▸ Activity: Retype the whole listing, please, keeping every line exact and dropping the pictures.

▸ Data provided:
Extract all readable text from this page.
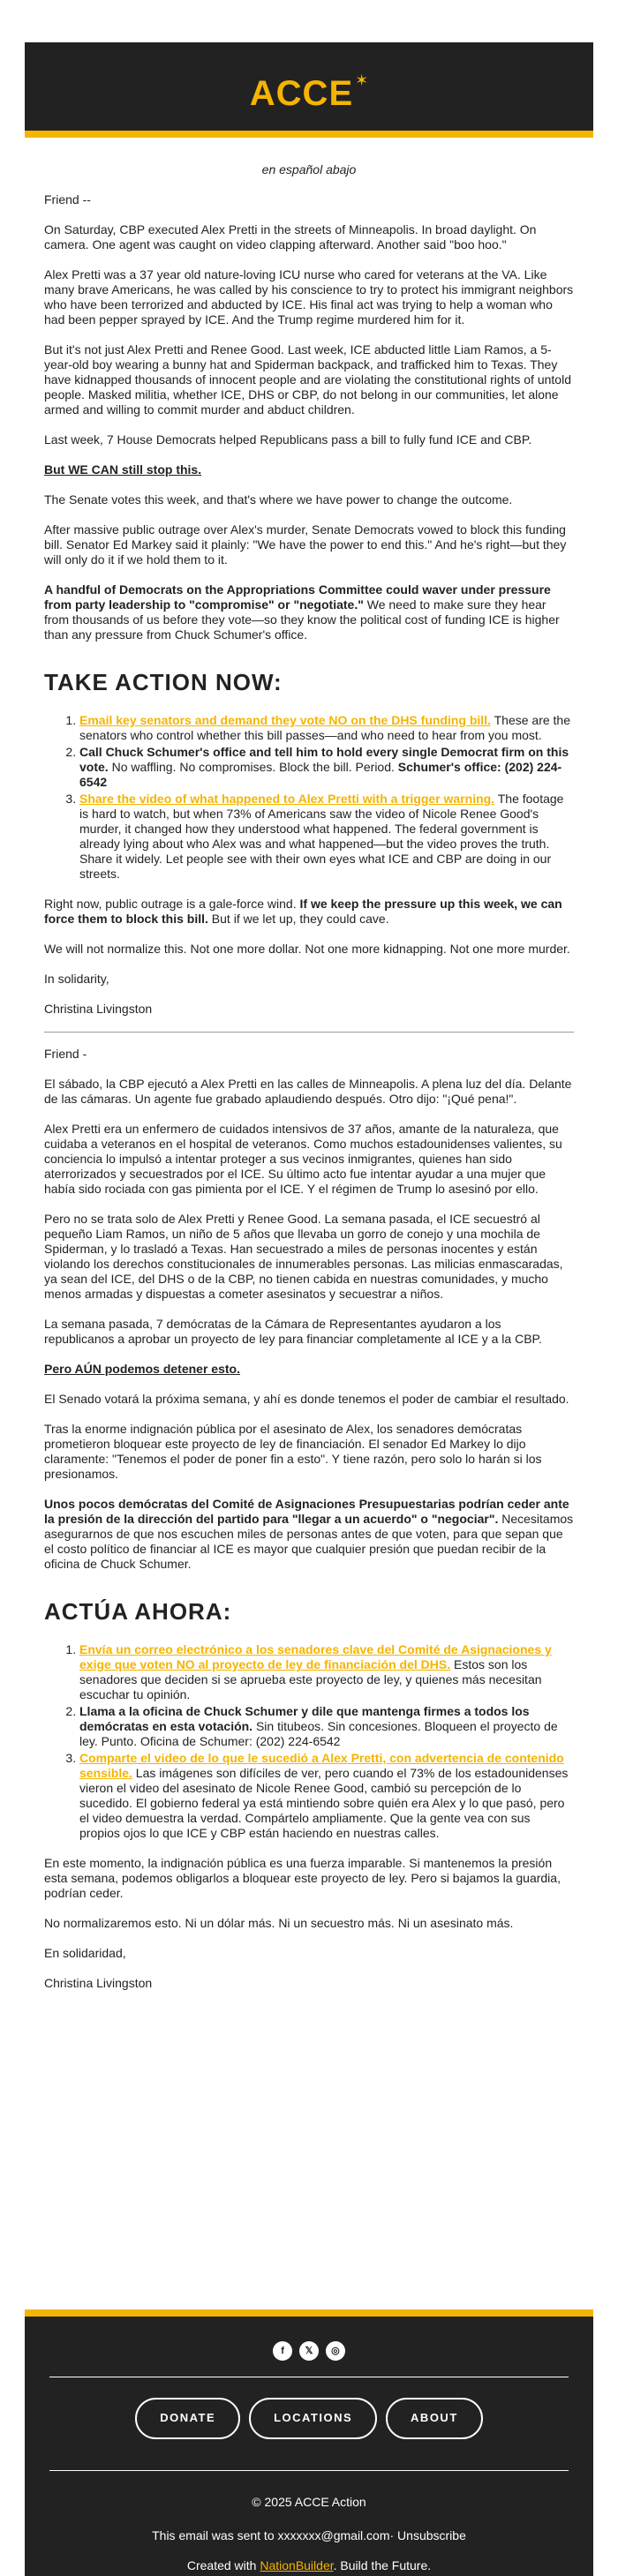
ACCE ✶

en español abajo

Friend --

On Saturday, CBP executed Alex Pretti in the streets of Minneapolis. In broad daylight. On camera. One agent was caught on video clapping afterward. Another said "boo hoo."

Alex Pretti was a 37 year old nature-loving ICU nurse who cared for veterans at the VA. Like many brave Americans, he was called by his conscience to try to protect his immigrant neighbors who have been terrorized and abducted by ICE. His final act was trying to help a woman who had been pepper sprayed by ICE. And the Trump regime murdered him for it.

But it's not just Alex Pretti and Renee Good. Last week, ICE abducted little Liam Ramos, a 5-year-old boy wearing a bunny hat and Spiderman backpack, and trafficked him to Texas. They have kidnapped thousands of innocent people and are violating the constitutional rights of untold people. Masked militia, whether ICE, DHS or CBP, do not belong in our communities, let alone armed and willing to commit murder and abduct children.

Last week, 7 House Democrats helped Republicans pass a bill to fully fund ICE and CBP.

But WE CAN still stop this.

The Senate votes this week, and that's where we have power to change the outcome.

After massive public outrage over Alex's murder, Senate Democrats vowed to block this funding bill. Senator Ed Markey said it plainly: "We have the power to end this." And he's right—but they will only do it if we hold them to it.

A handful of Democrats on the Appropriations Committee could waver under pressure from party leadership to "compromise" or "negotiate." We need to make sure they hear from thousands of us before they vote—so they know the political cost of funding ICE is higher than any pressure from Chuck Schumer's office.

TAKE ACTION NOW:
1. Email key senators and demand they vote NO on the DHS funding bill. These are the senators who control whether this bill passes—and who need to hear from you most.
2. Call Chuck Schumer's office and tell him to hold every single Democrat firm on this vote. No waffling. No compromises. Block the bill. Period. Schumer's office: (202) 224-6542
3. Share the video of what happened to Alex Pretti with a trigger warning. The footage is hard to watch, but when 73% of Americans saw the video of Nicole Renee Good's murder, it changed how they understood what happened. The federal government is already lying about who Alex was and what happened—but the video proves the truth. Share it widely. Let people see with their own eyes what ICE and CBP are doing in our streets.

Right now, public outrage is a gale-force wind. If we keep the pressure up this week, we can force them to block this bill. But if we let up, they could cave.

We will not normalize this. Not one more dollar. Not one more kidnapping. Not one more murder.

In solidarity,

Christina Livingston

Friend -

El sábado, la CBP ejecutó a Alex Pretti en las calles de Minneapolis. A plena luz del día. Delante de las cámaras. Un agente fue grabado aplaudiendo después. Otro dijo: "¡Qué pena!".

Alex Pretti era un enfermero de cuidados intensivos de 37 años, amante de la naturaleza, que cuidaba a veteranos en el hospital de veteranos. Como muchos estadounidenses valientes, su conciencia lo impulsó a intentar proteger a sus vecinos inmigrantes, quienes han sido aterrorizados y secuestrados por el ICE. Su último acto fue intentar ayudar a una mujer que había sido rociada con gas pimienta por el ICE. Y el régimen de Trump lo asesinó por ello.

Pero no se trata solo de Alex Pretti y Renee Good. La semana pasada, el ICE secuestró al pequeño Liam Ramos, un niño de 5 años que llevaba un gorro de conejo y una mochila de Spiderman, y lo trasladó a Texas. Han secuestrado a miles de personas inocentes y están violando los derechos constitucionales de innumerables personas. Las milicias enmascaradas, ya sean del ICE, del DHS o de la CBP, no tienen cabida en nuestras comunidades, y mucho menos armadas y dispuestas a cometer asesinatos y secuestrar a niños.

La semana pasada, 7 demócratas de la Cámara de Representantes ayudaron a los republicanos a aprobar un proyecto de ley para financiar completamente al ICE y a la CBP.

Pero AÚN podemos detener esto.

El Senado votará la próxima semana, y ahí es donde tenemos el poder de cambiar el resultado.

Tras la enorme indignación pública por el asesinato de Alex, los senadores demócratas prometieron bloquear este proyecto de ley de financiación. El senador Ed Markey lo dijo claramente: "Tenemos el poder de poner fin a esto". Y tiene razón, pero solo lo harán si los presionamos.

Unos pocos demócratas del Comité de Asignaciones Presupuestarias podrían ceder ante la presión de la dirección del partido para "llegar a un acuerdo" o "negociar". Necesitamos asegurarnos de que nos escuchen miles de personas antes de que voten, para que sepan que el costo político de financiar al ICE es mayor que cualquier presión que puedan recibir de la oficina de Chuck Schumer.

ACTÚA AHORA:
1. Envía un correo electrónico a los senadores clave del Comité de Asignaciones y exige que voten NO al proyecto de ley de financiación del DHS. Estos son los senadores que deciden si se aprueba este proyecto de ley, y quienes más necesitan escuchar tu opinión.
2. Llama a la oficina de Chuck Schumer y dile que mantenga firmes a todos los demócratas en esta votación. Sin titubeos. Sin concesiones. Bloqueen el proyecto de ley. Punto. Oficina de Schumer: (202) 224-6542
3. Comparte el video de lo que le sucedió a Alex Pretti, con advertencia de contenido sensible. Las imágenes son difíciles de ver, pero cuando el 73% de los estadounidenses vieron el video del asesinato de Nicole Renee Good, cambió su percepción de lo sucedido. El gobierno federal ya está mintiendo sobre quién era Alex y lo que pasó, pero el video demuestra la verdad. Compártelo ampliamente. Que la gente vea con sus propios ojos lo que ICE y CBP están haciendo en nuestras calles.

En este momento, la indignación pública es una fuerza imparable. Si mantenemos la presión esta semana, podemos obligarlos a bloquear este proyecto de ley. Pero si bajamos la guardia, podrían ceder.

No normalizaremos esto. Ni un dólar más. Ni un secuestro más. Ni un asesinato más.

En solidaridad,

Christina Livingston

f 𝕏 ◎
DONATE	LOCATIONS	ABOUT
© 2025 ACCE Action
This email was sent to xxxxxxx@gmail.com· Unsubscribe
Created with NationBuilder. Build the Future.
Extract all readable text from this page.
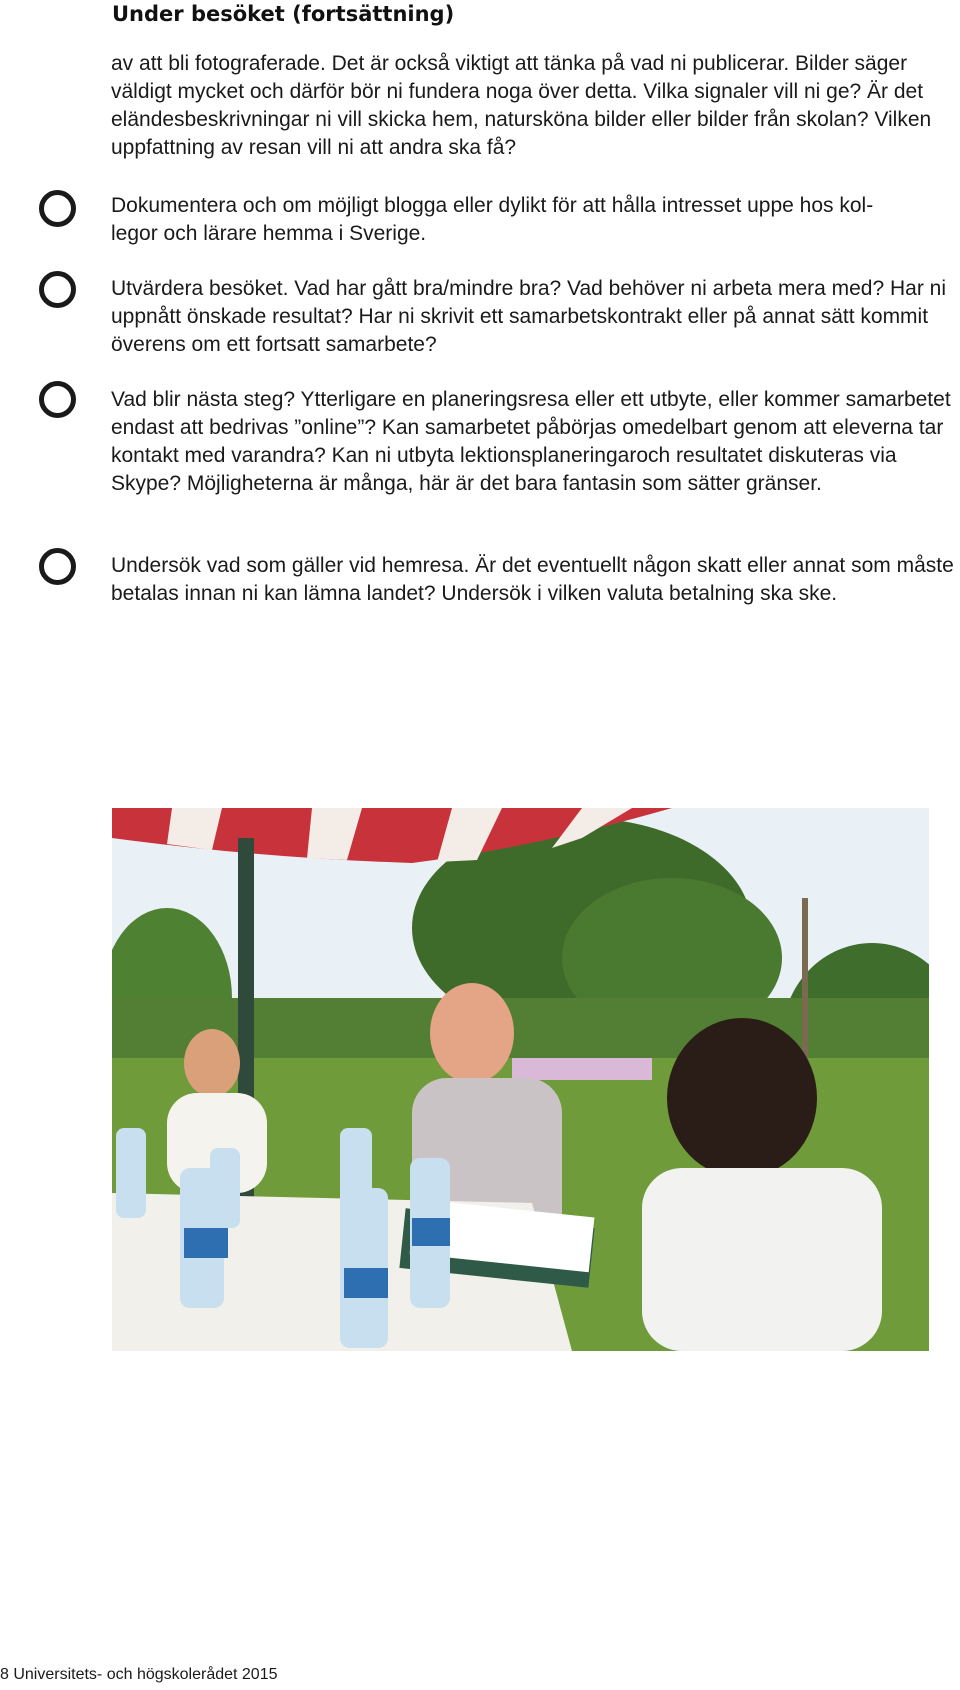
Under besöket (fortsättning)

av att bli fotograferade. Det är också viktigt att tänka på vad ni publicerar. Bilder säger väldigt mycket och därför bör ni fundera noga över detta. Vilka signaler vill ni ge? Är det eländesbeskrivningar ni vill skicka hem, natursköna bilder eller bilder från skolan? Vilken uppfattning av resan vill ni att andra ska få?

Dokumentera och om möjligt blogga eller dylikt för att hålla intresset uppe hos kol- legor och lärare hemma i Sverige.

Utvärdera besöket. Vad har gått bra/mindre bra? Vad behöver ni arbeta mera med? Har ni uppnått önskade resultat? Har ni skrivit ett samarbetskontrakt eller på annat sätt kommit överens om ett fortsatt samarbete?

Vad blir nästa steg? Ytterligare en planeringsresa eller ett utbyte, eller kommer samarbetet endast att bedrivas ”online”? Kan samarbetet påbörjas omedelbart genom att eleverna tar kontakt med varandra? Kan ni utbyta lektionsplaneringaroch resultatet diskuteras via Skype? Möjligheterna är många, här är det bara fantasin som sätter gränser.

Undersök vad som gäller vid hemresa. Är det eventuellt någon skatt eller annat som måste betalas innan ni kan lämna landet? Undersök i vilken valuta betalning ska ske.

8 Universitets- och högskolerådet 2015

▸ Task response:
Extract all readable text from this page.
ACCE ✶

en español abajo

Friend --

On Saturday, CBP executed Alex Pretti in the streets of Minneapolis. In broad daylight. On camera. One agent was caught on video clapping afterward. Another said "boo hoo."

Alex Pretti was a 37 year old nature-loving ICU nurse who cared for veterans at the VA. Like many brave Americans, he was called by his conscience to try to protect his immigrant neighbors who have been terrorized and abducted by ICE. His final act was trying to help a woman who had been pepper sprayed by ICE. And the Trump regime murdered him for it.

But it's not just Alex Pretti and Renee Good. Last week, ICE abducted little Liam Ramos, a 5-year-old boy wearing a bunny hat and Spiderman backpack, and trafficked him to Texas. They have kidnapped thousands of innocent people and are violating the constitutional rights of untold people. Masked militia, whether ICE, DHS or CBP, do not belong in our communities, let alone armed and willing to commit murder and abduct children.

Last week, 7 House Democrats helped Republicans pass a bill to fully fund ICE and CBP.

But WE CAN still stop this.

The Senate votes this week, and that's where we have power to change the outcome.

After massive public outrage over Alex's murder, Senate Democrats vowed to block this funding bill. Senator Ed Markey said it plainly: "We have the power to end this." And he's right—but they will only do it if we hold them to it.

A handful of Democrats on the Appropriations Committee could waver under pressure from party leadership to "compromise" or "negotiate." We need to make sure they hear from thousands of us before they vote—so they know the political cost of funding ICE is higher than any pressure from Chuck Schumer's office.

TAKE ACTION NOW:
1. Email key senators and demand they vote NO on the DHS funding bill. These are the senators who control whether this bill passes—and who need to hear from you most.
2. Call Chuck Schumer's office and tell him to hold every single Democrat firm on this vote. No waffling. No compromises. Block the bill. Period. Schumer's office: (202) 224-6542
3. Share the video of what happened to Alex Pretti with a trigger warning. The footage is hard to watch, but when 73% of Americans saw the video of Nicole Renee Good's murder, it changed how they understood what happened. The federal government is already lying about who Alex was and what happened—but the video proves the truth. Share it widely. Let people see with their own eyes what ICE and CBP are doing in our streets.

Right now, public outrage is a gale-force wind. If we keep the pressure up this week, we can force them to block this bill. But if we let up, they could cave.

We will not normalize this. Not one more dollar. Not one more kidnapping. Not one more murder.

In solidarity,

Christina Livingston

Friend -

El sábado, la CBP ejecutó a Alex Pretti en las calles de Minneapolis. A plena luz del día. Delante de las cámaras. Un agente fue grabado aplaudiendo después. Otro dijo: "¡Qué pena!".

Alex Pretti era un enfermero de cuidados intensivos de 37 años, amante de la naturaleza, que cuidaba a veteranos en el hospital de veteranos. Como muchos estadounidenses valientes, su conciencia lo impulsó a intentar proteger a sus vecinos inmigrantes, quienes han sido aterrorizados y secuestrados por el ICE. Su último acto fue intentar ayudar a una mujer que había sido rociada con gas pimienta por el ICE. Y el régimen de Trump lo asesinó por ello.

Pero no se trata solo de Alex Pretti y Renee Good. La semana pasada, el ICE secuestró al pequeño Liam Ramos, un niño de 5 años que llevaba un gorro de conejo y una mochila de Spiderman, y lo trasladó a Texas. Han secuestrado a miles de personas inocentes y están violando los derechos constitucionales de innumerables personas. Las milicias enmascaradas, ya sean del ICE, del DHS o de la CBP, no tienen cabida en nuestras comunidades, y mucho menos armadas y dispuestas a cometer asesinatos y secuestrar a niños.

La semana pasada, 7 demócratas de la Cámara de Representantes ayudaron a los republicanos a aprobar un proyecto de ley para financiar completamente al ICE y a la CBP.

Pero AÚN podemos detener esto.

El Senado votará la próxima semana, y ahí es donde tenemos el poder de cambiar el resultado.

Tras la enorme indignación pública por el asesinato de Alex, los senadores demócratas prometieron bloquear este proyecto de ley de financiación. El senador Ed Markey lo dijo claramente: "Tenemos el poder de poner fin a esto". Y tiene razón, pero solo lo harán si los presionamos.

Unos pocos demócratas del Comité de Asignaciones Presupuestarias podrían ceder ante la presión de la dirección del partido para "llegar a un acuerdo" o "negociar". Necesitamos asegurarnos de que nos escuchen miles de personas antes de que voten, para que sepan que el costo político de financiar al ICE es mayor que cualquier presión que puedan recibir de la oficina de Chuck Schumer.

ACTÚA AHORA:
1. Envía un correo electrónico a los senadores clave del Comité de Asignaciones y exige que voten NO al proyecto de ley de financiación del DHS. Estos son los senadores que deciden si se aprueba este proyecto de ley, y quienes más necesitan escuchar tu opinión.
2. Llama a la oficina de Chuck Schumer y dile que mantenga firmes a todos los demócratas en esta votación. Sin titubeos. Sin concesiones. Bloqueen el proyecto de ley. Punto. Oficina de Schumer: (202) 224-6542
3. Comparte el video de lo que le sucedió a Alex Pretti, con advertencia de contenido sensible. Las imágenes son difíciles de ver, pero cuando el 73% de los estadounidenses vieron el video del asesinato de Nicole Renee Good, cambió su percepción de lo sucedido. El gobierno federal ya está mintiendo sobre quién era Alex y lo que pasó, pero el video demuestra la verdad. Compártelo ampliamente. Que la gente vea con sus propios ojos lo que ICE y CBP están haciendo en nuestras calles.

En este momento, la indignación pública es una fuerza imparable. Si mantenemos la presión esta semana, podemos obligarlos a bloquear este proyecto de ley. Pero si bajamos la guardia, podrían ceder.

No normalizaremos esto. Ni un dólar más. Ni un secuestro más. Ni un asesinato más.

En solidaridad,

Christina Livingston

f 𝕏 ◎
DONATE	LOCATIONS	ABOUT
© 2025 ACCE Action
This email was sent to xxxxxxx@gmail.com· Unsubscribe
Created with NationBuilder. Build the Future.
Extract all readable text from this page.
Under besöket (fortsättning)

av att bli fotograferade. Det är också viktigt att tänka på vad ni publicerar. Bilder säger väldigt mycket och därför bör ni fundera noga över detta. Vilka signaler vill ni ge? Är det eländesbeskrivningar ni vill skicka hem, natursköna bilder eller bilder från skolan? Vilken uppfattning av resan vill ni att andra ska få?

Dokumentera och om möjligt blogga eller dylikt för att hålla intresset uppe hos kol- legor och lärare hemma i Sverige.

Utvärdera besöket. Vad har gått bra/mindre bra? Vad behöver ni arbeta mera med? Har ni uppnått önskade resultat? Har ni skrivit ett samarbetskontrakt eller på annat sätt kommit överens om ett fortsatt samarbete?

Vad blir nästa steg? Ytterligare en planeringsresa eller ett utbyte, eller kommer samarbetet endast att bedrivas ”online”? Kan samarbetet påbörjas omedelbart genom att eleverna tar kontakt med varandra? Kan ni utbyta lektionsplaneringaroch resultatet diskuteras via Skype? Möjligheterna är många, här är det bara fantasin som sätter gränser.

Undersök vad som gäller vid hemresa. Är det eventuellt någon skatt eller annat som måste betalas innan ni kan lämna landet? Undersök i vilken valuta betalning ska ske.

8 Universitets- och högskolerådet 2015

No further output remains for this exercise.